__Work instructions__.
Copy each line in the data that includes the word "NGHỀ".

__Task inputs__.
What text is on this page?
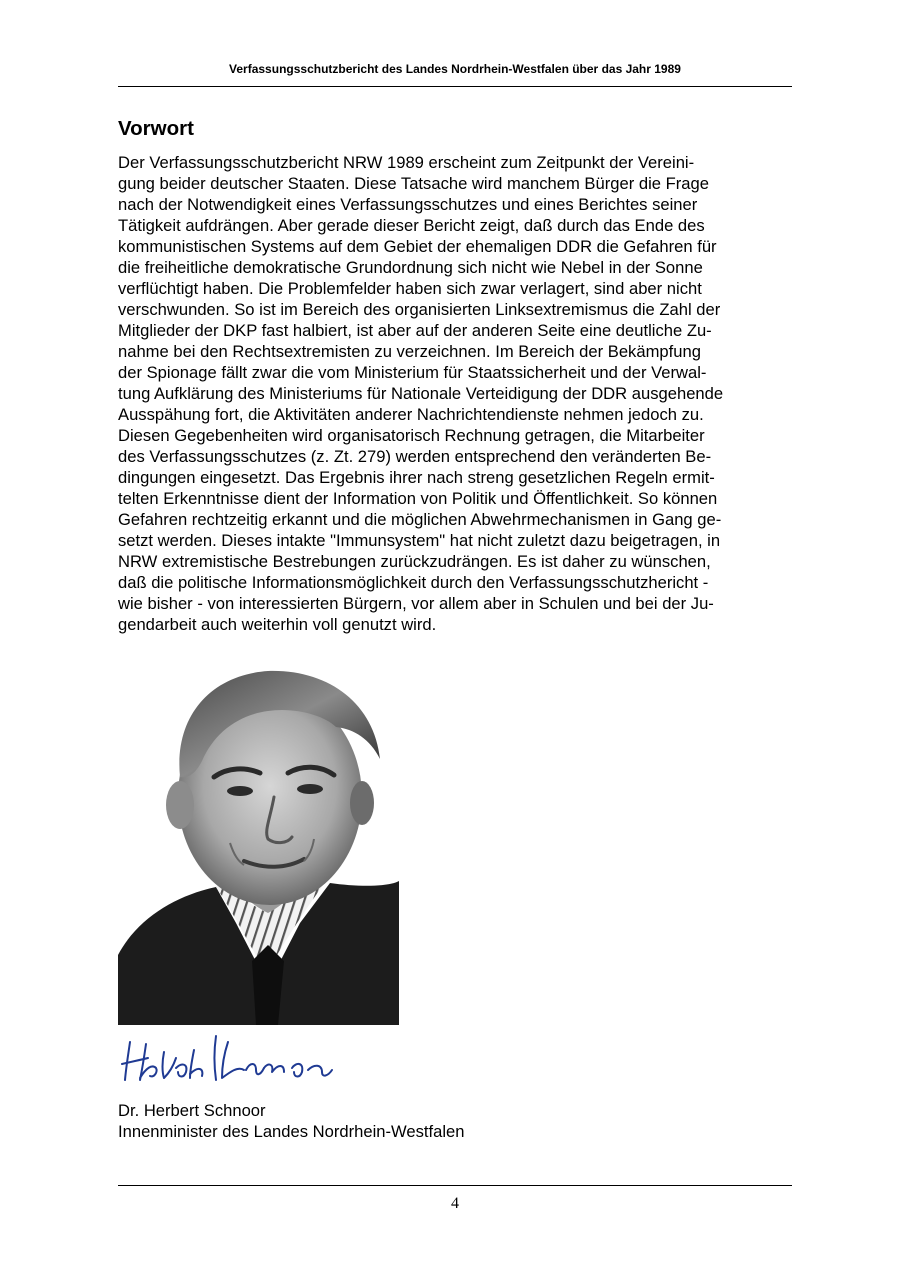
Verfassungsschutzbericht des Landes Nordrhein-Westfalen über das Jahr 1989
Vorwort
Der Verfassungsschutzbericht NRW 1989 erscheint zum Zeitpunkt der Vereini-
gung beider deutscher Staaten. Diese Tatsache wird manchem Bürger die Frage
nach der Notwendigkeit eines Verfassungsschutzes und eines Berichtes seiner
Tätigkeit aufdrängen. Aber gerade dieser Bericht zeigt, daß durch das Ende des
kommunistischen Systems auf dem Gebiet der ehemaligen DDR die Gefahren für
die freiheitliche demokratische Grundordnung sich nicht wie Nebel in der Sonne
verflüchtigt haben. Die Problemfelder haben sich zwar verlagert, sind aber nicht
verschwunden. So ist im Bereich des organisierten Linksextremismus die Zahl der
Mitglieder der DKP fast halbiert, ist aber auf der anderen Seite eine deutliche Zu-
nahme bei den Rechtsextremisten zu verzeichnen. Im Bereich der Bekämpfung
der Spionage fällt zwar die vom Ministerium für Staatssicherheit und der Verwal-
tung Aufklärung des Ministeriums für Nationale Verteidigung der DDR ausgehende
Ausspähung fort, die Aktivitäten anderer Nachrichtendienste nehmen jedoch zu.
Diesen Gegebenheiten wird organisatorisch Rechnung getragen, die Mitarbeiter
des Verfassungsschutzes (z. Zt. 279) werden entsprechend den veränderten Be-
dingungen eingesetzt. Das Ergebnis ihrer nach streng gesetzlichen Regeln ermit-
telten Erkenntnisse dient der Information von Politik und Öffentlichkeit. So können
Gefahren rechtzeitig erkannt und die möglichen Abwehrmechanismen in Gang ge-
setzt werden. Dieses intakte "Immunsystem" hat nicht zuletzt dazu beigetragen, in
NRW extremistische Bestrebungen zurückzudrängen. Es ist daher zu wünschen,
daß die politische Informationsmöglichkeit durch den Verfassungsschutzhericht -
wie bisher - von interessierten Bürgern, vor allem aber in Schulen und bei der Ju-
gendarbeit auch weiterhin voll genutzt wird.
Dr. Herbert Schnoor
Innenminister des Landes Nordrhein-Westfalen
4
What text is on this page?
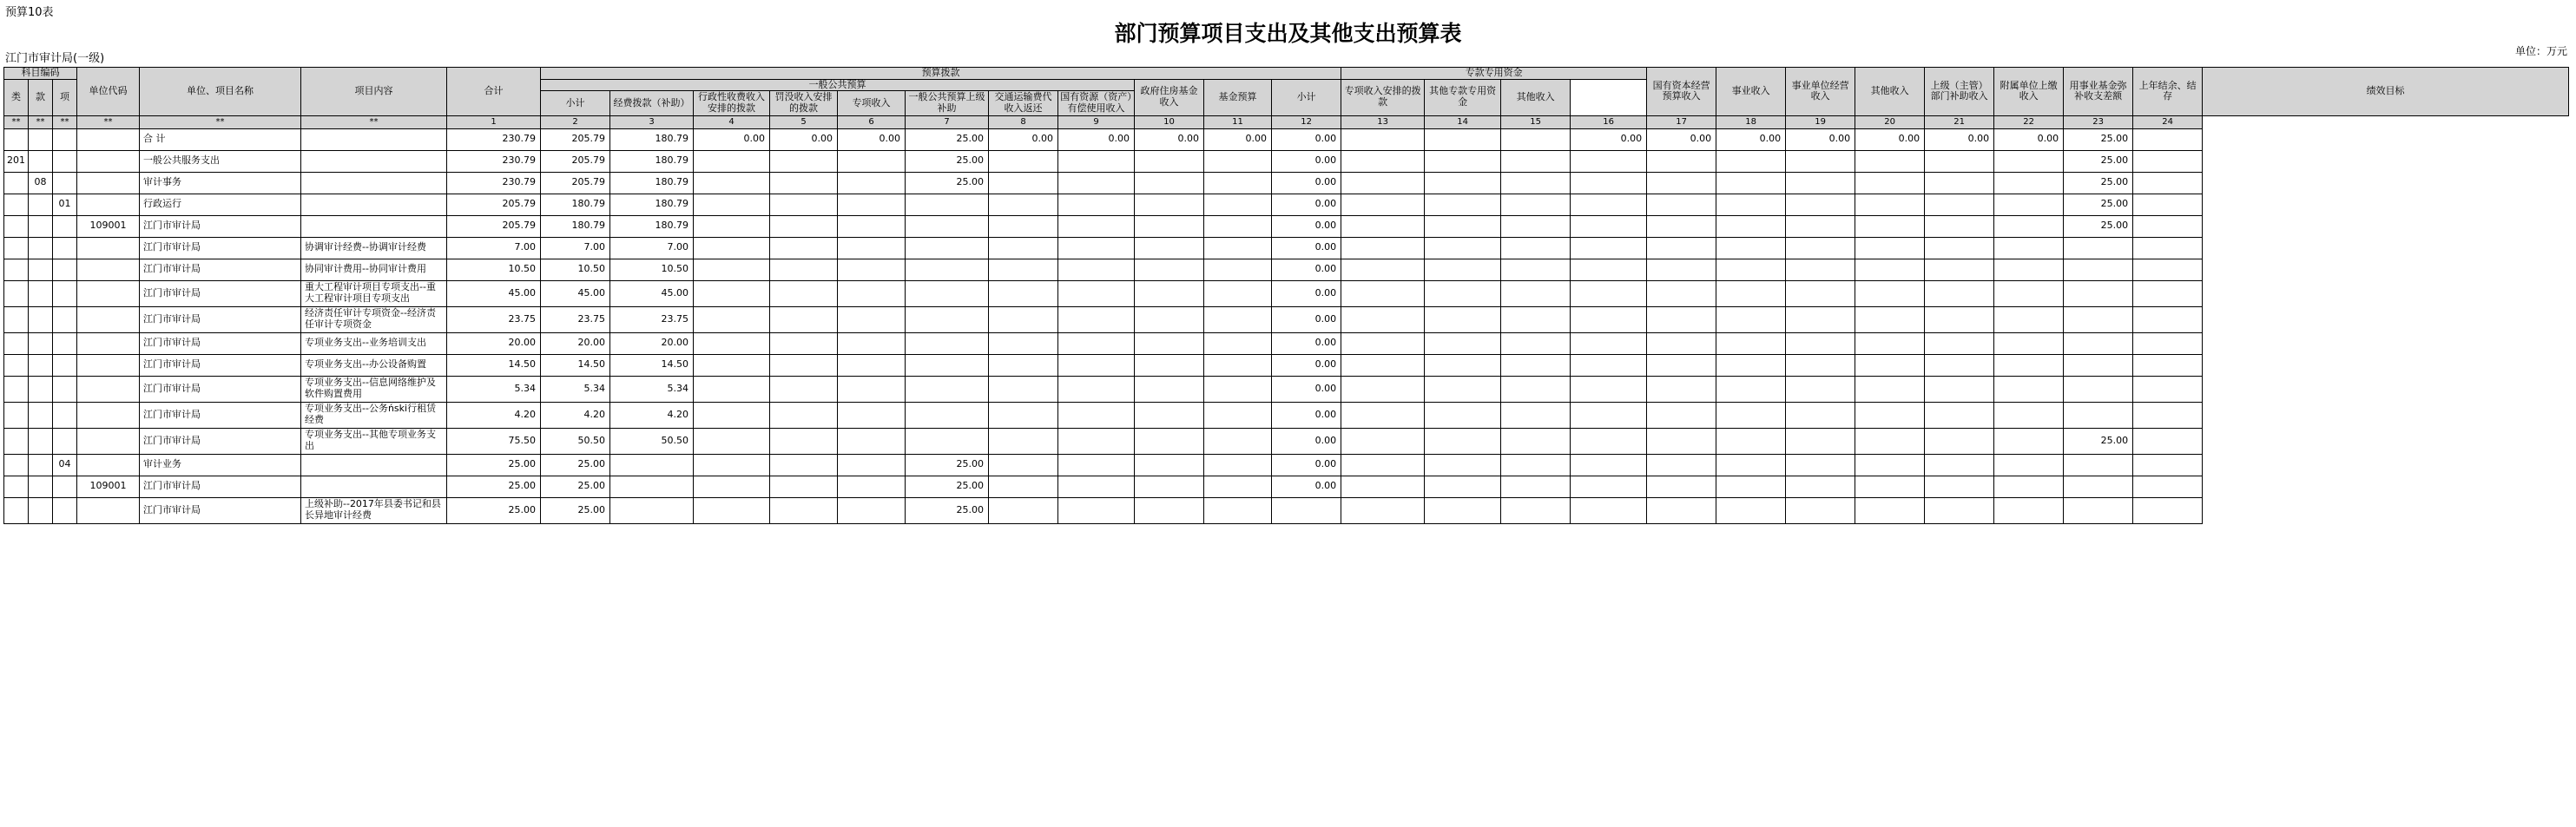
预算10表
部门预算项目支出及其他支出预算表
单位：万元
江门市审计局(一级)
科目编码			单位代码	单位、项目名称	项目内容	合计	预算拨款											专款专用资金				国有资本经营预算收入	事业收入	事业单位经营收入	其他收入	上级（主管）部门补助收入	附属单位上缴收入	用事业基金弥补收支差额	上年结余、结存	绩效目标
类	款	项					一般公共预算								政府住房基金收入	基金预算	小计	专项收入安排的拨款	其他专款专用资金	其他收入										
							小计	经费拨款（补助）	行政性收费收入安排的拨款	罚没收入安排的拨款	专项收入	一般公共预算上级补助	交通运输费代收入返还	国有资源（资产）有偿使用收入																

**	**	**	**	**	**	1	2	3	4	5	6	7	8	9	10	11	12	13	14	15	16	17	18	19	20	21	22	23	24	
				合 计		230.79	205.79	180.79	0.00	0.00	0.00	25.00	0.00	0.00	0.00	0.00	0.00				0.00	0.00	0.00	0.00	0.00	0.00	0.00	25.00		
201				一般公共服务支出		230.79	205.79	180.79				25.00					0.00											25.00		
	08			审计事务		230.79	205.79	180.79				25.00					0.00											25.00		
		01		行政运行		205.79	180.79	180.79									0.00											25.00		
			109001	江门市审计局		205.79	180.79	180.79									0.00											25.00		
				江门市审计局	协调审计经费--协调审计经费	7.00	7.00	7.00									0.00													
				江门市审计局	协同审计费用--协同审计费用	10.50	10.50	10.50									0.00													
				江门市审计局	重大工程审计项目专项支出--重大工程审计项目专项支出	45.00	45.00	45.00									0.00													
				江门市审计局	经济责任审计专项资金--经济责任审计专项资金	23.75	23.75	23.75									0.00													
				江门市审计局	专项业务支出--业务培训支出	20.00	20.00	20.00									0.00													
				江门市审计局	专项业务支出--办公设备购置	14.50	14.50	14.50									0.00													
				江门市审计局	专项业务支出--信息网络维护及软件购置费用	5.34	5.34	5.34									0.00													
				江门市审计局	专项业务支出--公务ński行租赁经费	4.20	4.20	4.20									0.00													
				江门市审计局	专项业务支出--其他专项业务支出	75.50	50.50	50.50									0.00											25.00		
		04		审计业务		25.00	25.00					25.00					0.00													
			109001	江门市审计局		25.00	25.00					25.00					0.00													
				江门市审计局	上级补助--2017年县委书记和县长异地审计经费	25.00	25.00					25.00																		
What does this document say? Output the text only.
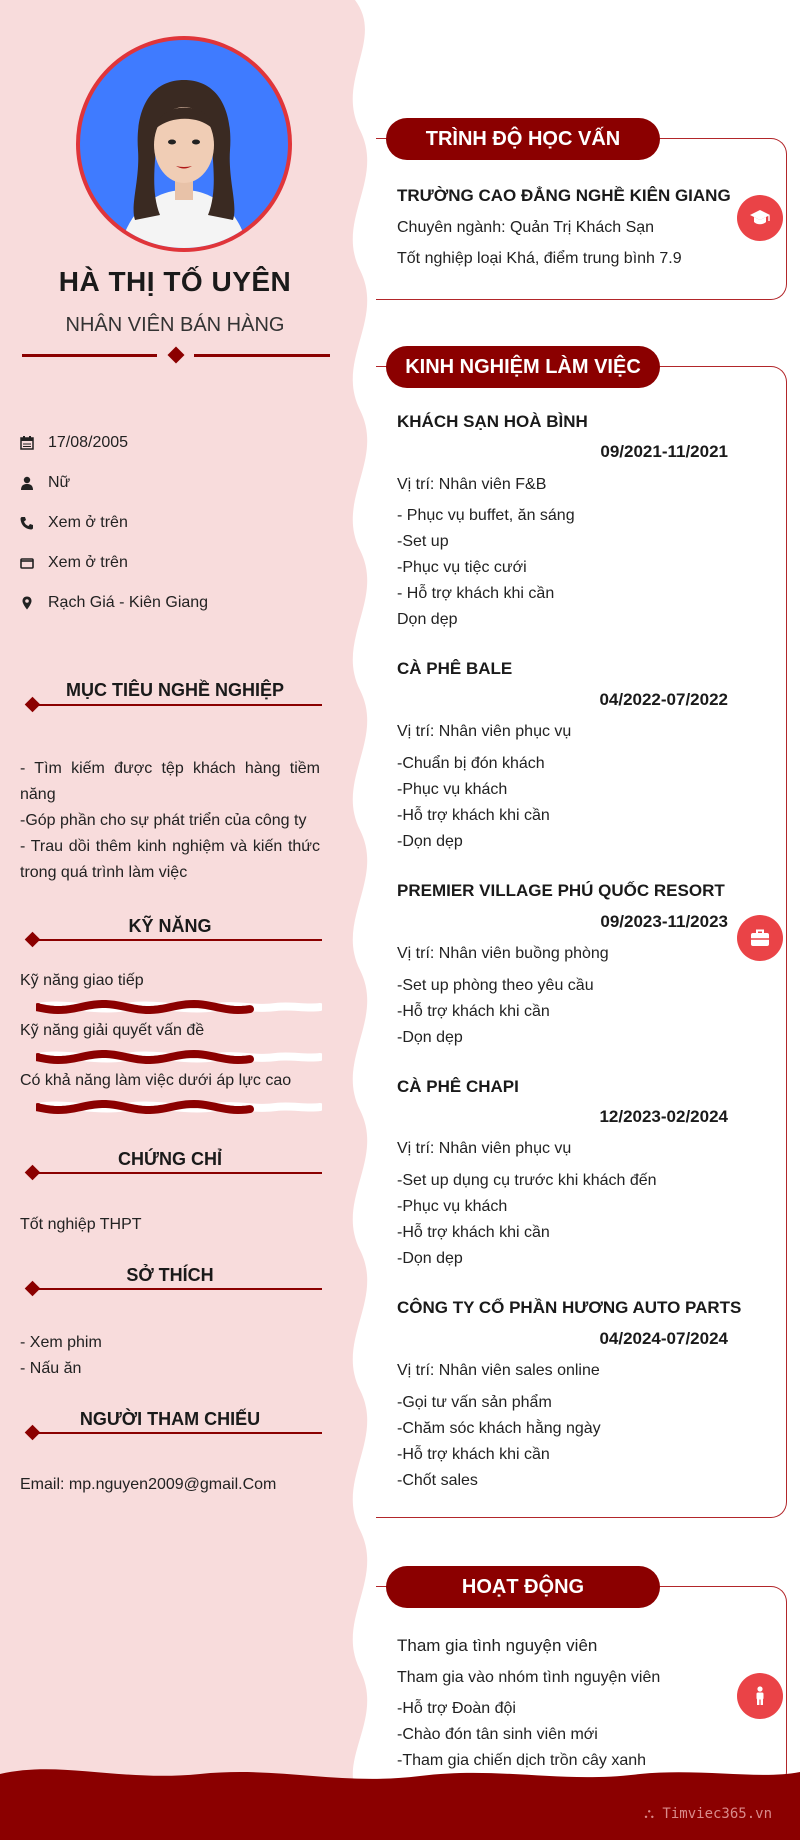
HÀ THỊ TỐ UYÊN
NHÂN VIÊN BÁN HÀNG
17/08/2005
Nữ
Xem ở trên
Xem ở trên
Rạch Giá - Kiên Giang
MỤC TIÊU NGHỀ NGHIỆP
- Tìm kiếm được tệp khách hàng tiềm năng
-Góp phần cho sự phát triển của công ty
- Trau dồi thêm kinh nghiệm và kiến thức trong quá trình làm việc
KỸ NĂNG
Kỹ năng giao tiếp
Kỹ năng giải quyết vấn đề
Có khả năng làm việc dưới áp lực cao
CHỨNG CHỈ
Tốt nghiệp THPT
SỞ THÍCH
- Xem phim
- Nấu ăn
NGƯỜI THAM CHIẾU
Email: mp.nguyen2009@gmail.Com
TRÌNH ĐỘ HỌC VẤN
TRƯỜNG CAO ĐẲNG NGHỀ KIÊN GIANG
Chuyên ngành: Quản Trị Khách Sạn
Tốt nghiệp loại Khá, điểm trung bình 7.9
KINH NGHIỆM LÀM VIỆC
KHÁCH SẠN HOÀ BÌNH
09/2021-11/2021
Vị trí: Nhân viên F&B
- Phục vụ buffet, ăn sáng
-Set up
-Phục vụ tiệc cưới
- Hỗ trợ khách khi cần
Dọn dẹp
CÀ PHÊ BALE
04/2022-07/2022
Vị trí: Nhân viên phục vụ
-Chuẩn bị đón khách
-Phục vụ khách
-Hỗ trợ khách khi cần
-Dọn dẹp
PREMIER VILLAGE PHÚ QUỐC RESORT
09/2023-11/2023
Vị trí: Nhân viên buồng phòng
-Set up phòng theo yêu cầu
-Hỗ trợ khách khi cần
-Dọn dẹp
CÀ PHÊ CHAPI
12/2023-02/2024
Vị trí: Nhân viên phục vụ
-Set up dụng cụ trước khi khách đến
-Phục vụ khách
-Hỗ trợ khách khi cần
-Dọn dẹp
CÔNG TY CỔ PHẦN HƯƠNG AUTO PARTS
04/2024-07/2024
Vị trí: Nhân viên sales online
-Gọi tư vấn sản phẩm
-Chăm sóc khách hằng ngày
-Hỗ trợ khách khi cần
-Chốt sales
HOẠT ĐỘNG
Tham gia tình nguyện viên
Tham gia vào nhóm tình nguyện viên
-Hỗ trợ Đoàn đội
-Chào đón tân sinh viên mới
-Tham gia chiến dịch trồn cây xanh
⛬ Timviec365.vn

__Exercise answer__.
MỤC TIÊU NGHỀ NGHIỆP
TRƯỜNG CAO ĐẲNG NGHỀ KIÊN GIANG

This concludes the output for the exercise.